# Start of Data for this task
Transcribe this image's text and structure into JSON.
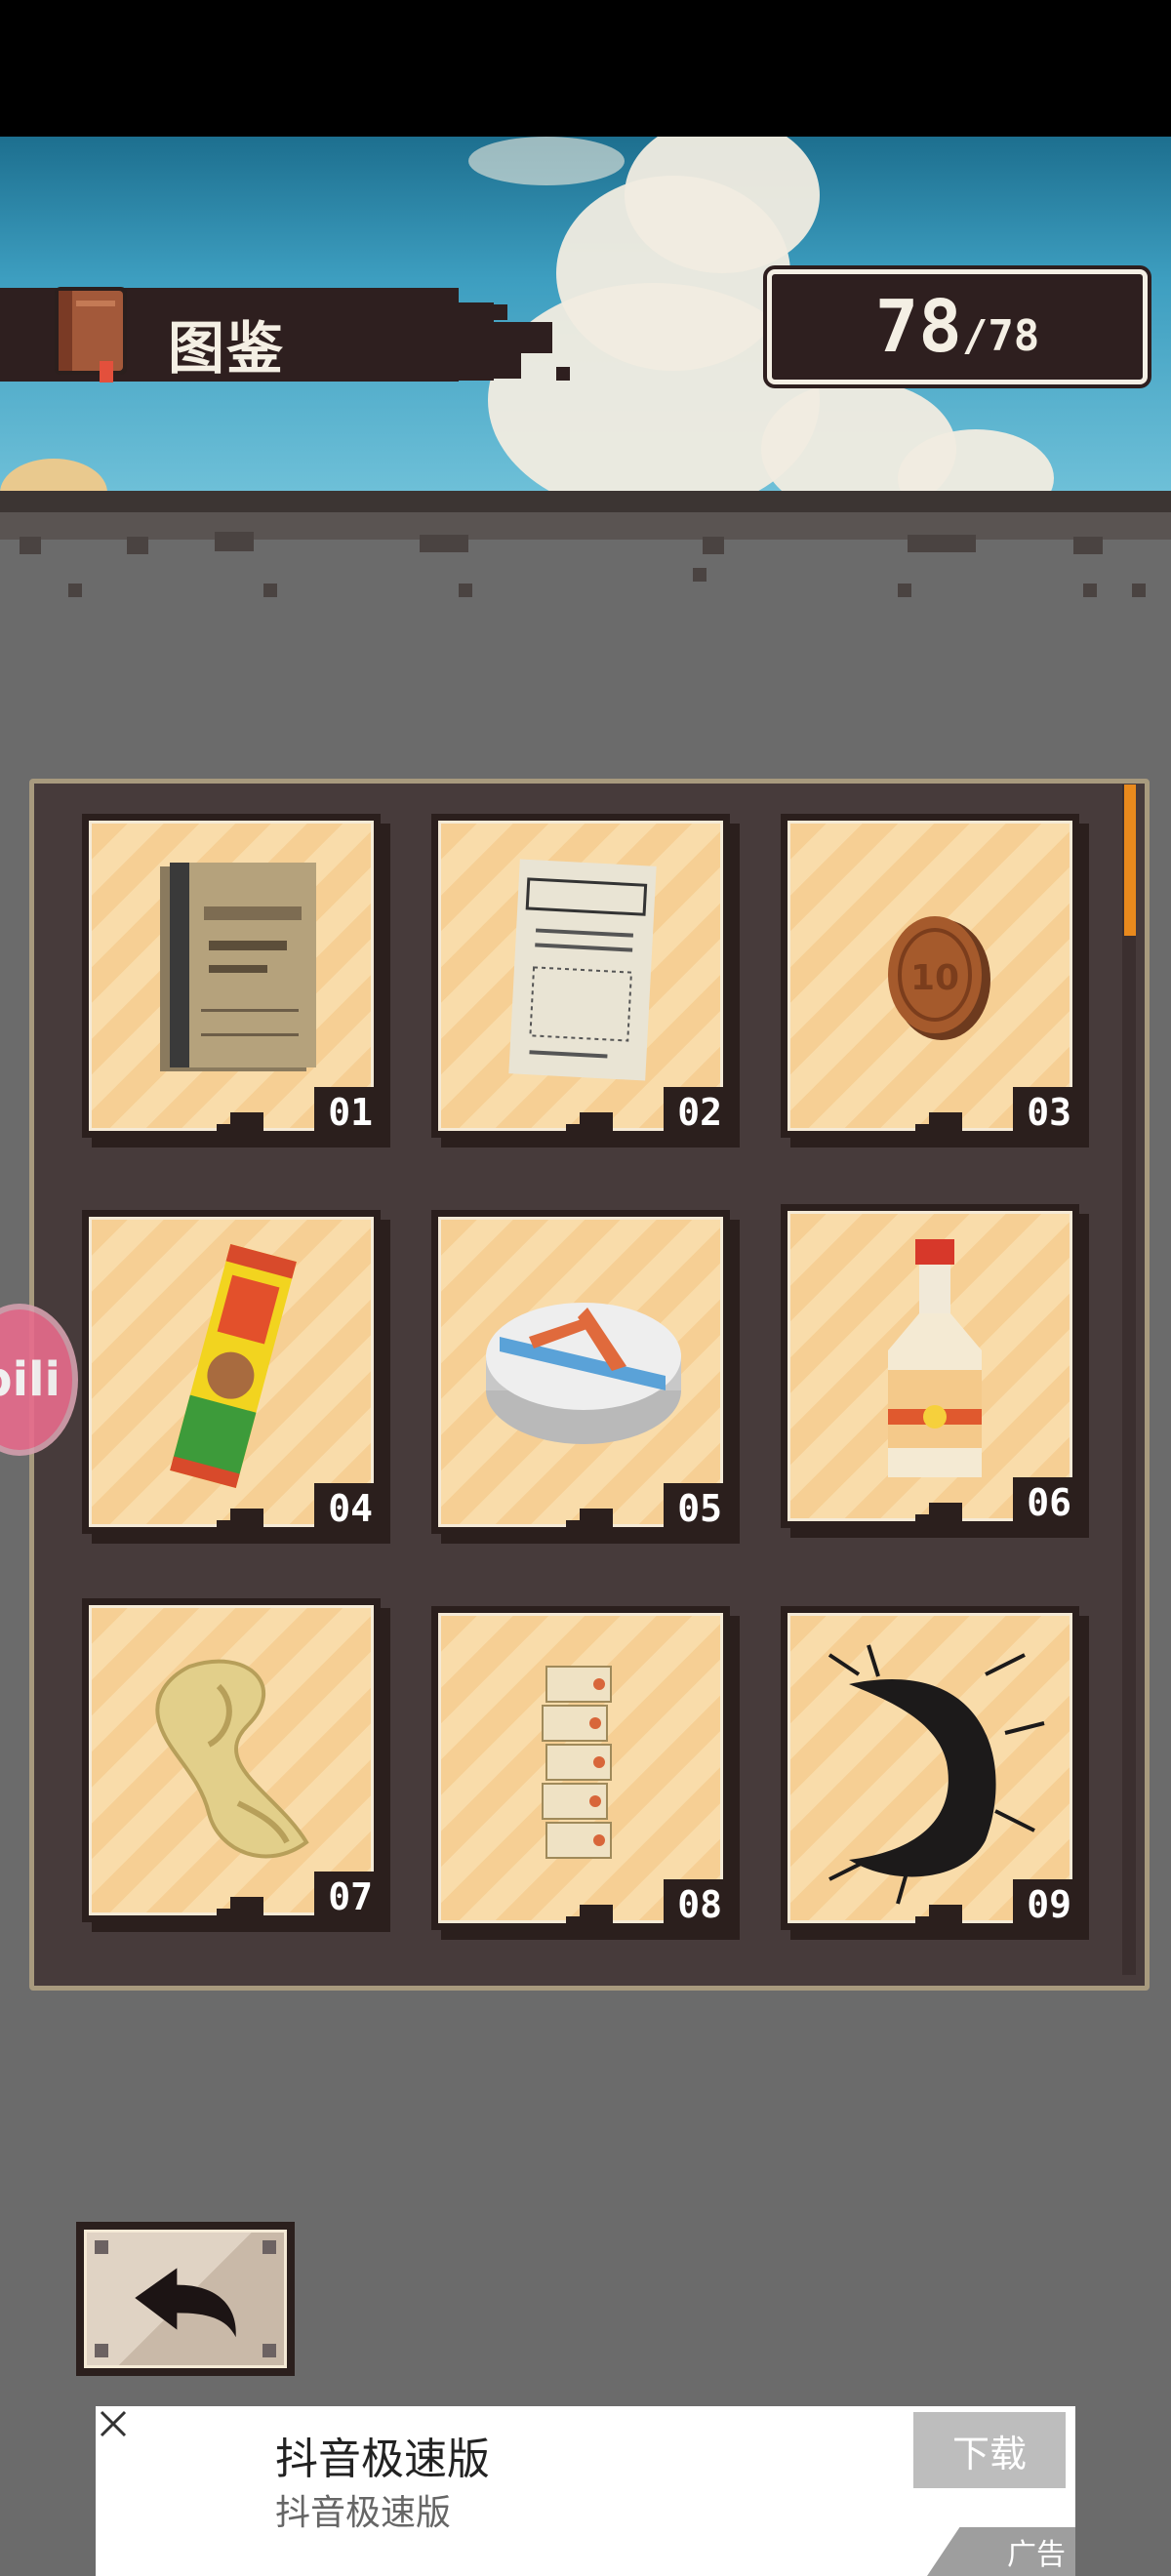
{
  "header": {
    "title": "图鉴",
    "collected": "78",
    "separator": "/",
    "total": "78"
  },
  "cards": [
    {
      "number": "01",
      "item": "notebook-icon"
    },
    {
      "number": "02",
      "item": "paper-document-icon"
    },
    {
      "number": "03",
      "item": "coin-icon"
    },
    {
      "number": "04",
      "item": "snack-bar-icon"
    },
    {
      "number": "05",
      "item": "rice-cake-icon"
    },
    {
      "number": "06",
      "item": "mirin-bottle-icon"
    },
    {
      "number": "07",
      "item": "dragon-figure-icon"
    },
    {
      "number": "08",
      "item": "ticket-strip-icon"
    },
    {
      "number": "09",
      "item": "black-seaweed-icon"
    }
  ],
  "side_badge": "bili",
  "back_button": {
    "icon": "back-arrow-icon"
  },
  "ad": {
    "title": "抖音极速版",
    "subtitle": "抖音极速版",
    "download": "下载",
    "label": "广告"
  },
  "colors": {
    "accent": "#e98a1d",
    "frame": "#2b1f1d",
    "card_stripe_a": "#f6cf94",
    "card_stripe_b": "#f9dcaa"
  }
}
# End of Data for this task
> Your instructions
Write out each line of the data exactly; the images should be left out.

> Written answer
Transcribe this image's text and structure into JSON.
{
  "header": {
    "title": "图鉴",
    "collected": "78",
    "separator": "/",
    "total": "78"
  },
  "cards": [
    {
      "number": "01",
      "item": "notebook-icon"
    },
    {
      "number": "02",
      "item": "paper-document-icon"
    },
    {
      "number": "03",
      "item": "coin-icon"
    },
    {
      "number": "04",
      "item": "snack-bar-icon"
    },
    {
      "number": "05",
      "item": "rice-cake-icon"
    },
    {
      "number": "06",
      "item": "mirin-bottle-icon"
    },
    {
      "number": "07",
      "item": "dragon-figure-icon"
    },
    {
      "number": "08",
      "item": "ticket-strip-icon"
    },
    {
      "number": "09",
      "item": "black-seaweed-icon"
    }
  ],
  "side_badge": "bili",
  "back_button": {
    "icon": "back-arrow-icon"
  },
  "ad": {
    "title": "抖音极速版",
    "subtitle": "抖音极速版",
    "download": "下载",
    "label": "广告"
  },
  "colors": {
    "accent": "#e98a1d",
    "frame": "#2b1f1d",
    "card_stripe_a": "#f6cf94",
    "card_stripe_b": "#f9dcaa"
  }
}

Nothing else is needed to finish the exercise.